▶ [Work instructions] State the number of lines in these records that include the word "степени", and add nothing to it.
:: Dataset entries
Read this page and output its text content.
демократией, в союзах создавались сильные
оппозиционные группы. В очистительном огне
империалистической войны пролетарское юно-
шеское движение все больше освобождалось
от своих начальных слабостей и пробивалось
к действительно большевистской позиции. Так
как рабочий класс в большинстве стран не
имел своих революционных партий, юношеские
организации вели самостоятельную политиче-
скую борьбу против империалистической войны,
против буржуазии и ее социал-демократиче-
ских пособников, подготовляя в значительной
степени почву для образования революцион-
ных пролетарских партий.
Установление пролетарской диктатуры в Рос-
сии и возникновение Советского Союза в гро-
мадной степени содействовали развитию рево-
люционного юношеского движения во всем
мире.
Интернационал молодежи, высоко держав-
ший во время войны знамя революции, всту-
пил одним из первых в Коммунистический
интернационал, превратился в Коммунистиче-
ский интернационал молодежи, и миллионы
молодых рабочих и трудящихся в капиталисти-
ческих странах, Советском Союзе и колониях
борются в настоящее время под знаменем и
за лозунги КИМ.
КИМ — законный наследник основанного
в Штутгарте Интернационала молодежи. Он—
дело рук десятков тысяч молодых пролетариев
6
::::
▶ [Written solution] 2